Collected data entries

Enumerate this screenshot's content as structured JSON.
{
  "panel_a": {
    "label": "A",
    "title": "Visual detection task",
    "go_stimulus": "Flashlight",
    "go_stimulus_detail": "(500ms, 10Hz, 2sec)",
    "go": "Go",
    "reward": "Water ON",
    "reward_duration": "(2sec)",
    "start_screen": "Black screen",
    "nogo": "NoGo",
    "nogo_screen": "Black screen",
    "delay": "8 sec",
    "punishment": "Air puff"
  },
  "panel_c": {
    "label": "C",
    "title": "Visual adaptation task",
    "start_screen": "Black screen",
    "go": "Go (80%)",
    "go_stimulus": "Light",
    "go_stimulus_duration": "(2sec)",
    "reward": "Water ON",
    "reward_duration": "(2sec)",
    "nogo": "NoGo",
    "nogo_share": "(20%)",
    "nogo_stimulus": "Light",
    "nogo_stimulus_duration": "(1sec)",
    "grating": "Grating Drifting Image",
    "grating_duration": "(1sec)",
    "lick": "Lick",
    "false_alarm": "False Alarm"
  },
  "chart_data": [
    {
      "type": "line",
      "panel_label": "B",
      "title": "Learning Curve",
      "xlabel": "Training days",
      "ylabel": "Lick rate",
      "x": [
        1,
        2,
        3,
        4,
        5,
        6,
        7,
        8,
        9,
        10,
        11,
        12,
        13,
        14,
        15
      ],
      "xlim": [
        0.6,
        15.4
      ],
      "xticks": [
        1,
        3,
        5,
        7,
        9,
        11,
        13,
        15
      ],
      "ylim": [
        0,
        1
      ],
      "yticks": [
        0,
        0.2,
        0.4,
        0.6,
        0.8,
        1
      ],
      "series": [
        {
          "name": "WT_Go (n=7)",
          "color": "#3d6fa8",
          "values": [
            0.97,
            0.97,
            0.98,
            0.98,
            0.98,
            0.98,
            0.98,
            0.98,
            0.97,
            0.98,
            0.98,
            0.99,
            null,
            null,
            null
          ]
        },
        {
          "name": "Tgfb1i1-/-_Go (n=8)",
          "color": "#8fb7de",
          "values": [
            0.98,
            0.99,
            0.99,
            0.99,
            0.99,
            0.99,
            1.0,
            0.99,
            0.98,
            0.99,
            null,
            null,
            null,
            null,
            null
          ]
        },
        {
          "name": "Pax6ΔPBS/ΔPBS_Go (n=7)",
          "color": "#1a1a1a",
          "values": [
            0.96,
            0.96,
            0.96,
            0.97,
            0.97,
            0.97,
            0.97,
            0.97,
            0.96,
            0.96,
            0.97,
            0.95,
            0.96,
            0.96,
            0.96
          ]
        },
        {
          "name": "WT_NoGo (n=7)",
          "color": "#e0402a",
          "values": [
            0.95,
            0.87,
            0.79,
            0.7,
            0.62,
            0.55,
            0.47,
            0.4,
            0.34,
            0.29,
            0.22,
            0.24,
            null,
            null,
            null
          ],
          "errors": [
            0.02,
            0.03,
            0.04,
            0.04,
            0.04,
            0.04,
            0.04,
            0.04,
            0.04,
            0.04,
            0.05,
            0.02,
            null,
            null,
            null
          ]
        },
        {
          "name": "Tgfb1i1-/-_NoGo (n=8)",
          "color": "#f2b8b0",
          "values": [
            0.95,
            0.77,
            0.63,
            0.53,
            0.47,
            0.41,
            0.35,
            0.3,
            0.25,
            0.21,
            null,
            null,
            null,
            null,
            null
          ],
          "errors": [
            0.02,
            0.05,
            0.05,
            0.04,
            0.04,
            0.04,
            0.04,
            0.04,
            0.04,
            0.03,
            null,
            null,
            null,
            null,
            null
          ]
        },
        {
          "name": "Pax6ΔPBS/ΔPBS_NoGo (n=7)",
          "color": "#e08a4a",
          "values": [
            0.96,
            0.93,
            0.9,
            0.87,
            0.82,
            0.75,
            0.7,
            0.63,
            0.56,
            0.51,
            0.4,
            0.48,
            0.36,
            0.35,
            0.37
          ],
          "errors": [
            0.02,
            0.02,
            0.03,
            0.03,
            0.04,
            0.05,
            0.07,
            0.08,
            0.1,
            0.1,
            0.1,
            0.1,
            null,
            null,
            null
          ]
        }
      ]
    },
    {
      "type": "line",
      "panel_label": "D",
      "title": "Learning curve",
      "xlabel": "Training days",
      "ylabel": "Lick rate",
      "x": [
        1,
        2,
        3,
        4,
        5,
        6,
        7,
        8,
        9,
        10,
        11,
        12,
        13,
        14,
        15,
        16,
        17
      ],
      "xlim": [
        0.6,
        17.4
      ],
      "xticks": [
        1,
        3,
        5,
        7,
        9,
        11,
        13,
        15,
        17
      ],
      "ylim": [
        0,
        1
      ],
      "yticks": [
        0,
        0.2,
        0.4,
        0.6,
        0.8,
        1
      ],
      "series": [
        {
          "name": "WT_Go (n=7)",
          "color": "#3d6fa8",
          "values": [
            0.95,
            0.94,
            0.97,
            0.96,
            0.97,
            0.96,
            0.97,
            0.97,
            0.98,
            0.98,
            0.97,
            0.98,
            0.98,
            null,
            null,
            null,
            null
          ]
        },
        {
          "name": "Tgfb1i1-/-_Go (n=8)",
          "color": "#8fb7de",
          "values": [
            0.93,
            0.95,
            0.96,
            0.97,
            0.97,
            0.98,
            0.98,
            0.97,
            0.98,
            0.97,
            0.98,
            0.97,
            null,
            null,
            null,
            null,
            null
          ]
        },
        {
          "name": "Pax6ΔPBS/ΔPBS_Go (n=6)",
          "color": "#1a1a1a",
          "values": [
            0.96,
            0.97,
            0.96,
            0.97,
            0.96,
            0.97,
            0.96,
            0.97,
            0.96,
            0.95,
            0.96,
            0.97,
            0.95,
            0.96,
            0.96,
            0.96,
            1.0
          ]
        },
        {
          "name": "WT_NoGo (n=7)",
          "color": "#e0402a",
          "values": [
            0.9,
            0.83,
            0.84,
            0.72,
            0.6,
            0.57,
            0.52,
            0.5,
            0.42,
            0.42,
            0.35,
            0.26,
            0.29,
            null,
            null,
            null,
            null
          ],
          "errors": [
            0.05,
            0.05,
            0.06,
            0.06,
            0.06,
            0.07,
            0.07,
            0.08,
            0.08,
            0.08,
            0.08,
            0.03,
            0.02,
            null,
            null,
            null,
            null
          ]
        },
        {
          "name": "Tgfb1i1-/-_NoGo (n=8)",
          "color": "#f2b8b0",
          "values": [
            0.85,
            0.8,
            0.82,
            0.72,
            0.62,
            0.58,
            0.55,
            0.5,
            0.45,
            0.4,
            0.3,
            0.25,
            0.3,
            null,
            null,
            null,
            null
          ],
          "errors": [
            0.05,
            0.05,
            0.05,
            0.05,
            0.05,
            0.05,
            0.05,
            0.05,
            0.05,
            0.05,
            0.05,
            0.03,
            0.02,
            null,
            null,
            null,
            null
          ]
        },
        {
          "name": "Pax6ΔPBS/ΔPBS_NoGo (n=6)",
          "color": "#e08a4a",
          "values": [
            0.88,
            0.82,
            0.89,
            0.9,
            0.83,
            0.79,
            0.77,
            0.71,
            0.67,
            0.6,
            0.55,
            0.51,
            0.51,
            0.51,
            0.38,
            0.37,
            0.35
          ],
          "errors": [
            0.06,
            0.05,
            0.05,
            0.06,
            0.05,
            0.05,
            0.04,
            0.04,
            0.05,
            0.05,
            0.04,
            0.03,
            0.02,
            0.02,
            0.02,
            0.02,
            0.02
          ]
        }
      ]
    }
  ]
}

DIRECTION: Identify every line holding the word "Learning" and copy it out.

EXERCISE OUTPUT:
      "title": "Learning Curve",
      "title": "Learning curve",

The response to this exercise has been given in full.